• MATERIAL FOR THIS TASK:
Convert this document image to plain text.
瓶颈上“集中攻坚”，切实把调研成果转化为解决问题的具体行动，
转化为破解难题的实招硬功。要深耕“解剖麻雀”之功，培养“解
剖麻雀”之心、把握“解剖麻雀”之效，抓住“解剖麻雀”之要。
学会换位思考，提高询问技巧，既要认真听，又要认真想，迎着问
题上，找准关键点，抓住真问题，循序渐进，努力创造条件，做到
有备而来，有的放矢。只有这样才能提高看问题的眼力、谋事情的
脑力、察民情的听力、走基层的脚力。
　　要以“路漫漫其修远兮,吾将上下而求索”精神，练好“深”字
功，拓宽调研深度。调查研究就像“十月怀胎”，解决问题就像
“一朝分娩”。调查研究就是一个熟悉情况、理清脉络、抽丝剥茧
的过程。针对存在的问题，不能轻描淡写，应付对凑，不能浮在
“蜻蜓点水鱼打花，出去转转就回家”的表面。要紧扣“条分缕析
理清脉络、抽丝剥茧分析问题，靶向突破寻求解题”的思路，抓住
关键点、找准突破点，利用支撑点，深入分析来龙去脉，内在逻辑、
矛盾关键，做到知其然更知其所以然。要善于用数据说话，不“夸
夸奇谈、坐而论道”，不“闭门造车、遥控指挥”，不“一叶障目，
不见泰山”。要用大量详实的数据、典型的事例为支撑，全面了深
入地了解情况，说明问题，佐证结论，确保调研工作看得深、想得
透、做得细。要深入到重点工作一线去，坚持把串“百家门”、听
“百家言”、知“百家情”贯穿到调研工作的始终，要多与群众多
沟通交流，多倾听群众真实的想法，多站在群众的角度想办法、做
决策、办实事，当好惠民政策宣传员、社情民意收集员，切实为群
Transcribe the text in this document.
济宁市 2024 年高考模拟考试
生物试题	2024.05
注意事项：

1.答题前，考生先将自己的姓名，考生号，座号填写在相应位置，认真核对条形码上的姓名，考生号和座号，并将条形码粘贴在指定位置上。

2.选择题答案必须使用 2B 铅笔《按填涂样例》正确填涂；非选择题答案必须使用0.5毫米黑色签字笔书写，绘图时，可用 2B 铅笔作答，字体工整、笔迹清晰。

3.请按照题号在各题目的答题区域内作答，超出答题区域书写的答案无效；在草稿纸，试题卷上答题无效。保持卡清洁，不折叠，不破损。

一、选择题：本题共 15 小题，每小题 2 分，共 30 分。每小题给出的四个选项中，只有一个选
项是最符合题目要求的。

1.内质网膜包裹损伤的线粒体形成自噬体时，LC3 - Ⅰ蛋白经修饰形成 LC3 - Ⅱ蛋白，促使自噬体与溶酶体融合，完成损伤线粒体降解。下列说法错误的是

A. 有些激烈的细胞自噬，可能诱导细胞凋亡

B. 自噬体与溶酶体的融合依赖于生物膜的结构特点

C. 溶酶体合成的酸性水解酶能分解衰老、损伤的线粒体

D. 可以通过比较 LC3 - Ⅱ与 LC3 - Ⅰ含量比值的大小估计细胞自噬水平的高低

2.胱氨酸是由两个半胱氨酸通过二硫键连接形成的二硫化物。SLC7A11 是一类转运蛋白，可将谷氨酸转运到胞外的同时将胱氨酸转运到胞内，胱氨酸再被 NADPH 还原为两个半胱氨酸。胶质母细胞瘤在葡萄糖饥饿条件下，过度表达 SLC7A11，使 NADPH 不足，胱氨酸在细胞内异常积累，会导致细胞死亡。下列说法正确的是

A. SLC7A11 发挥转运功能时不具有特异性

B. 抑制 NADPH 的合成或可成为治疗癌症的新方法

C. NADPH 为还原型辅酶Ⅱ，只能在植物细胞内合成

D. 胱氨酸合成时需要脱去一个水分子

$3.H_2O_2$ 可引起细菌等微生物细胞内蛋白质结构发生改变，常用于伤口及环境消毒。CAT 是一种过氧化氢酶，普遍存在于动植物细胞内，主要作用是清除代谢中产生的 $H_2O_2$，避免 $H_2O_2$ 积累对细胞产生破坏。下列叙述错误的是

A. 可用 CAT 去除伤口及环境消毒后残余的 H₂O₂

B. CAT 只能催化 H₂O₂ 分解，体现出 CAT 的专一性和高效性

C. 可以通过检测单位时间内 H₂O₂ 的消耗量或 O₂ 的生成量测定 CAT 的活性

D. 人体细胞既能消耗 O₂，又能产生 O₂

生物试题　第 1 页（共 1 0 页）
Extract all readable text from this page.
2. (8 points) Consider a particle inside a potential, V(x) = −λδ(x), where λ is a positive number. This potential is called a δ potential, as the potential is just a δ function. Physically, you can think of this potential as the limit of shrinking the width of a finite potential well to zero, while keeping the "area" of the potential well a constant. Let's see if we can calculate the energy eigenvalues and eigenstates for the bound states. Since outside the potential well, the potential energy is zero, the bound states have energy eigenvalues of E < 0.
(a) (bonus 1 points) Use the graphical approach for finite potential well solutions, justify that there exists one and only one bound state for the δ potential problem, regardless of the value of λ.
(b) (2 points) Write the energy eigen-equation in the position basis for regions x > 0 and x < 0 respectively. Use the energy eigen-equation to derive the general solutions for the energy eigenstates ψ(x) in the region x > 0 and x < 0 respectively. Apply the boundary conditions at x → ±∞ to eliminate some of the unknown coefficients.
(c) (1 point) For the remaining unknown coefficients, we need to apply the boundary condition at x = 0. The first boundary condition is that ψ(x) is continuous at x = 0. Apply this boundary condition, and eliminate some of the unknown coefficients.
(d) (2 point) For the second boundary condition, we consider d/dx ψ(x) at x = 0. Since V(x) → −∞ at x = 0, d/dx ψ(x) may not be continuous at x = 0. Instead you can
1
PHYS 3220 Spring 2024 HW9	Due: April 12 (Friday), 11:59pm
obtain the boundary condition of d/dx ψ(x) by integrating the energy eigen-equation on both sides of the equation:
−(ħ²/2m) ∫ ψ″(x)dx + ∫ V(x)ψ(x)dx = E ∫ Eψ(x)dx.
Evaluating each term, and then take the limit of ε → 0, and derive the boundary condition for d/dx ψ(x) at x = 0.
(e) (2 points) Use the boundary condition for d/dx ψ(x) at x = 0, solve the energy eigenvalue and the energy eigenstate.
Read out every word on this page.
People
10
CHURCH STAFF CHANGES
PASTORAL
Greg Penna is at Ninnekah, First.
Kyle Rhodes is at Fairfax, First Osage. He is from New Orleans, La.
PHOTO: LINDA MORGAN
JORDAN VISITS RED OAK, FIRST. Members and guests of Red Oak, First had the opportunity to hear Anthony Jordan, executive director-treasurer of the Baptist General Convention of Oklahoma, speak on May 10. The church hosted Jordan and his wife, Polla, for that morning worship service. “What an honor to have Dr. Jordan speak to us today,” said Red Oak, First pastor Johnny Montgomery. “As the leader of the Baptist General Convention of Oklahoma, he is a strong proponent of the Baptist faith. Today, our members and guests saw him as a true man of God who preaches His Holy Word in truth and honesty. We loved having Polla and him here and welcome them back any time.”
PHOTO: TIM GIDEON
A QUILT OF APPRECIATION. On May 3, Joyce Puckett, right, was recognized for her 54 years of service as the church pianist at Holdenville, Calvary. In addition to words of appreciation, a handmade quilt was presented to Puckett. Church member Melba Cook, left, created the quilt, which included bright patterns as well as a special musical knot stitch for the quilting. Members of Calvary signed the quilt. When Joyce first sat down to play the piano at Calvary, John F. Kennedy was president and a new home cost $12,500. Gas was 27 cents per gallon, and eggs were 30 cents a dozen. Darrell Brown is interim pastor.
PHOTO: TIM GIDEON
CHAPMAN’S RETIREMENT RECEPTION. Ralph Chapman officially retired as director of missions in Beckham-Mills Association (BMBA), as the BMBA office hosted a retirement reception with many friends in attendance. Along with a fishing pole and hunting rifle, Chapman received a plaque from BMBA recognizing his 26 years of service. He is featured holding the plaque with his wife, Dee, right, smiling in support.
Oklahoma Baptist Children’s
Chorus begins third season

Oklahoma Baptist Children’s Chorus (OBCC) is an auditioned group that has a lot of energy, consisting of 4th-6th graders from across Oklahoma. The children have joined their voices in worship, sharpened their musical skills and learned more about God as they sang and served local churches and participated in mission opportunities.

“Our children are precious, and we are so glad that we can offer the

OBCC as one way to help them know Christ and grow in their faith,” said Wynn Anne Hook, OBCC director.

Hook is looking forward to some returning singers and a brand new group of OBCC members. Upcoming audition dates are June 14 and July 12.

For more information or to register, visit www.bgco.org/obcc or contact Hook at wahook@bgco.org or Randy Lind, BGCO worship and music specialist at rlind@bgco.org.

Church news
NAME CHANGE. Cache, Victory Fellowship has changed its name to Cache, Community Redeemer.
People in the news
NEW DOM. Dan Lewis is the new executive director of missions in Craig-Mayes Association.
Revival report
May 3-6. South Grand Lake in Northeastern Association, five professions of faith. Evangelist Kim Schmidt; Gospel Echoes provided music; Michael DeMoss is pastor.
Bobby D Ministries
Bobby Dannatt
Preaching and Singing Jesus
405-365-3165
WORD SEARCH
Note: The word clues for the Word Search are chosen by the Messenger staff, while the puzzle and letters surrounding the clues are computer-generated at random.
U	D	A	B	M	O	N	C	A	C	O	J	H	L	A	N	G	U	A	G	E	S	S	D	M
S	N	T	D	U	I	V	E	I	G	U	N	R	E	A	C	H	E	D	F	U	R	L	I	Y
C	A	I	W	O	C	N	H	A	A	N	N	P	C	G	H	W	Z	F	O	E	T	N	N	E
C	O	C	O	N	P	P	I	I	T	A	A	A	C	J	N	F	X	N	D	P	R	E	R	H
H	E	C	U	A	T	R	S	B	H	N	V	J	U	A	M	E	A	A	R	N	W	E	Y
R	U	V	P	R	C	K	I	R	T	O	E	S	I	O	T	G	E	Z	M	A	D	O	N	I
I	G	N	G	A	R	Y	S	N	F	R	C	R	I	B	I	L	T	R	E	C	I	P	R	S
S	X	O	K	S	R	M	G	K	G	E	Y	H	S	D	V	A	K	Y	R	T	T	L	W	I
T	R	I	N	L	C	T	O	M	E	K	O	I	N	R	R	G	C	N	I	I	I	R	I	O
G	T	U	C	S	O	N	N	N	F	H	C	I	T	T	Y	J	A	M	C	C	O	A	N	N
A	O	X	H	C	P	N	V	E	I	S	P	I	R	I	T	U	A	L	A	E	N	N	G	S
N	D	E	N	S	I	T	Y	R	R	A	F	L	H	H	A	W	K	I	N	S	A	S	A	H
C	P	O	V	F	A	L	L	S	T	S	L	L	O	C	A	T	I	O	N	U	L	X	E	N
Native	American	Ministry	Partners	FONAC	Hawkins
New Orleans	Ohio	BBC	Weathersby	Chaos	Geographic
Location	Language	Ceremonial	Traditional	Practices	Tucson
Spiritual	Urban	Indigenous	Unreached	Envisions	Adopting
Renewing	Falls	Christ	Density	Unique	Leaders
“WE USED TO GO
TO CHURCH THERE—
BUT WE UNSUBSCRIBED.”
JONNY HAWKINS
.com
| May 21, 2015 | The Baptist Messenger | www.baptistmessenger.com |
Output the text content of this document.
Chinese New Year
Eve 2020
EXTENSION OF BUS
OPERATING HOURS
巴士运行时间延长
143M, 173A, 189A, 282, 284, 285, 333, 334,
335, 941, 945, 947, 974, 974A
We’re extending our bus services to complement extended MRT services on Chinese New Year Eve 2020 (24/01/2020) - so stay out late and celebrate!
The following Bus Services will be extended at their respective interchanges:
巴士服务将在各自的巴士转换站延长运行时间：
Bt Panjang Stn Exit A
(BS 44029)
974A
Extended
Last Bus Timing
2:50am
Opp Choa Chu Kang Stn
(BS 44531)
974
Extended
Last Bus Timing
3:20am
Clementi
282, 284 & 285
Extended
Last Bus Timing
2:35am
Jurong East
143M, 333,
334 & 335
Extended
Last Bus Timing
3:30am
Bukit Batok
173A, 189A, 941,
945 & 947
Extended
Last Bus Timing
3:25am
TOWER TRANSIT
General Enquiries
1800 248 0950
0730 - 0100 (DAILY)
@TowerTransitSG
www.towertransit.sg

• REQUIREMENTS: For the listing above, identify each line bearing "derive".

• EXERCISE ANSWER:
(b) (2 points) Write the energy eigen-equation in the position basis for regions x > 0 and x < 0 respectively. Use the energy eigen-equation to derive the general solutions for the energy eigenstates ψ(x) in the region x > 0 and x < 0 respectively. Apply the boundary conditions at x → ±∞ to eliminate some of the unknown coefficients.
Evaluating each term, and then take the limit of ε → 0, and derive the boundary condition for d/dx ψ(x) at x = 0.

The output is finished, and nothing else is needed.